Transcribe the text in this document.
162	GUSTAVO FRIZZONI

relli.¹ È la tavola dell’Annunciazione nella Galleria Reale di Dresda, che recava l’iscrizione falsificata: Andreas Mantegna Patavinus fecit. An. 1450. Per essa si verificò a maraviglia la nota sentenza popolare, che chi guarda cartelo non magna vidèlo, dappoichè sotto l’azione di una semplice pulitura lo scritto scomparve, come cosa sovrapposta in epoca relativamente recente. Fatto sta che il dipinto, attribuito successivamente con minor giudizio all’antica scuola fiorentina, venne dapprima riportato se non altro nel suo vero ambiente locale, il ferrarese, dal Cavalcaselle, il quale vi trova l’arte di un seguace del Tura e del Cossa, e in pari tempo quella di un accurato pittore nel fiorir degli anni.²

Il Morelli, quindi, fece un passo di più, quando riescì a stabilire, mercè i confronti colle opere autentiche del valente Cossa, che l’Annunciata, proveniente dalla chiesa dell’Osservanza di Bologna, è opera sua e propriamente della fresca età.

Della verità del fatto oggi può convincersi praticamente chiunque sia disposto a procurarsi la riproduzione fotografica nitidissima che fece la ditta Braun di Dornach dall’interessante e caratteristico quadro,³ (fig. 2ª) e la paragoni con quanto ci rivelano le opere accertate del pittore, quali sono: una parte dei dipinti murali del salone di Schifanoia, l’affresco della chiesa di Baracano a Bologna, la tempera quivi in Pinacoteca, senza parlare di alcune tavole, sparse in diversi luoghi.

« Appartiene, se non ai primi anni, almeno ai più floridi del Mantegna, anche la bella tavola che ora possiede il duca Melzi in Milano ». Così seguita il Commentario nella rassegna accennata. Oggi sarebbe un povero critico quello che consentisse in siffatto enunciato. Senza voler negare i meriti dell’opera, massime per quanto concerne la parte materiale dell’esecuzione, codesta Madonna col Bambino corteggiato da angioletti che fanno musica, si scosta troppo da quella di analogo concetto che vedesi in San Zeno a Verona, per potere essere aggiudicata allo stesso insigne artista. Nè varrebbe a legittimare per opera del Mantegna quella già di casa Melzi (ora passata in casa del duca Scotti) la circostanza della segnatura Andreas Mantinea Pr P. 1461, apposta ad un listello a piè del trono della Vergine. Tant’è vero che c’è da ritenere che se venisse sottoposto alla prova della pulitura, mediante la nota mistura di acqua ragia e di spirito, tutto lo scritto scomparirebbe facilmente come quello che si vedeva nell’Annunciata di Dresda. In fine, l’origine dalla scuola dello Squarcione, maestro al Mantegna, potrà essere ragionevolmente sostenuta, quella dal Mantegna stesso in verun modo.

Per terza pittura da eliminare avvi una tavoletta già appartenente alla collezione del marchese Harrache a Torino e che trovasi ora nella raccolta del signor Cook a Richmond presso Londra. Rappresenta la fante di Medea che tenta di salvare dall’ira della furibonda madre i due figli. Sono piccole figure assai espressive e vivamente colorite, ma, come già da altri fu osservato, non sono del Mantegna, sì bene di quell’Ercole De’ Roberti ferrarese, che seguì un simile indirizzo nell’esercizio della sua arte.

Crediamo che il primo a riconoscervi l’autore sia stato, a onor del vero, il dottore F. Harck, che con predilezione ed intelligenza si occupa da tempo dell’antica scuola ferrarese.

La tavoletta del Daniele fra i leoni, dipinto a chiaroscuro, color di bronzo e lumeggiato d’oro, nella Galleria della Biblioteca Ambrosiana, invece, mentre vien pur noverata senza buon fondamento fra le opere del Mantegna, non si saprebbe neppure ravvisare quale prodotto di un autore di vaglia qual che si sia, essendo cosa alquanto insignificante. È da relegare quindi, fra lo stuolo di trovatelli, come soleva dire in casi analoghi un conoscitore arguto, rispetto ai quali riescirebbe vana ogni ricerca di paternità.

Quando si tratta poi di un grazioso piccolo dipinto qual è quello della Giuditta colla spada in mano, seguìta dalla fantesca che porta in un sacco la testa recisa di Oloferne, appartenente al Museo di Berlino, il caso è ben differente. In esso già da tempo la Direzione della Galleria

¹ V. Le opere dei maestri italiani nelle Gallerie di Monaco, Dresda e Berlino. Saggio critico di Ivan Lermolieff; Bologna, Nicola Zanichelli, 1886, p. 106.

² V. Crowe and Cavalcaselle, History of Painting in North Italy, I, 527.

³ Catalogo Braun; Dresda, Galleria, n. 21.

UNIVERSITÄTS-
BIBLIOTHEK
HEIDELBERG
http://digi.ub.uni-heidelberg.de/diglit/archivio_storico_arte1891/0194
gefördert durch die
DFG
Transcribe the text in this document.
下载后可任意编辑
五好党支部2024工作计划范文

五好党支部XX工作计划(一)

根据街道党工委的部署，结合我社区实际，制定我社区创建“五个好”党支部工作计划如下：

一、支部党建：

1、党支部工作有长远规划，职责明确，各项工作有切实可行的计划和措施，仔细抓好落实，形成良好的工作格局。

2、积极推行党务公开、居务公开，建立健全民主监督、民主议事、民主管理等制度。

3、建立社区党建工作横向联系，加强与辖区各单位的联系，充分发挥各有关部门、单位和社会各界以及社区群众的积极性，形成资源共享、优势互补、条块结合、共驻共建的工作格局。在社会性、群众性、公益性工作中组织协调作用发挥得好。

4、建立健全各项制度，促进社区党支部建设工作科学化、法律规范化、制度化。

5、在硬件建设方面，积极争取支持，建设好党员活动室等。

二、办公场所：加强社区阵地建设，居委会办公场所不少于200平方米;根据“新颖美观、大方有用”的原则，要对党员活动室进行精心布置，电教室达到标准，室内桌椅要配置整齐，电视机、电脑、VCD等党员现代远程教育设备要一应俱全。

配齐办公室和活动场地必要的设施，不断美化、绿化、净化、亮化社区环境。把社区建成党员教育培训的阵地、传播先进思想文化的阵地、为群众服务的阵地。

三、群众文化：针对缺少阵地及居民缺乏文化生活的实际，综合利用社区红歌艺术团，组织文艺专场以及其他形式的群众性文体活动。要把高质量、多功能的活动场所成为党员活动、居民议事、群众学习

__Task__
Your task is to collect every line above that contains the word "Annunciata".

__Exercise result__
Il Morelli, quindi, fece un passo di più, quando riescì a stabilire, mercè i confronti colle opere autentiche del valente Cossa, che l’Annunciata, proveniente dalla chiesa dell’Osservanza di Bologna, è opera sua e propriamente della fresca età.
« Appartiene, se non ai primi anni, almeno ai più floridi del Mantegna, anche la bella tavola che ora possiede il duca Melzi in Milano ». Così seguita il Commentario nella rassegna accennata. Oggi sarebbe un povero critico quello che consentisse in siffatto enunciato. Senza voler negare i meriti dell’opera, massime per quanto concerne la parte materiale dell’esecuzione, codesta Madonna col Bambino corteggiato da angioletti che fanno musica, si scosta troppo da quella di analogo concetto che vedesi in San Zeno a Verona, per potere essere aggiudicata allo stesso insigne artista. Nè varrebbe a legittimare per opera del Mantegna quella già di casa Melzi (ora passata in casa del duca Scotti) la circostanza della segnatura Andreas Mantinea Pr P. 1461, apposta ad un listello a piè del trono della Vergine. Tant’è vero che c’è da ritenere che se venisse sottoposto alla prova della pulitura, mediante la nota mistura di acqua ragia e di spirito, tutto lo scritto scomparirebbe facilmente come quello che si vedeva nell’Annunciata di Dresda. In fine, l’origine dalla scuola dello Squarcione, maestro al Mantegna, potrà essere ragionevolmente sostenuta, quella dal Mantegna stesso in verun modo.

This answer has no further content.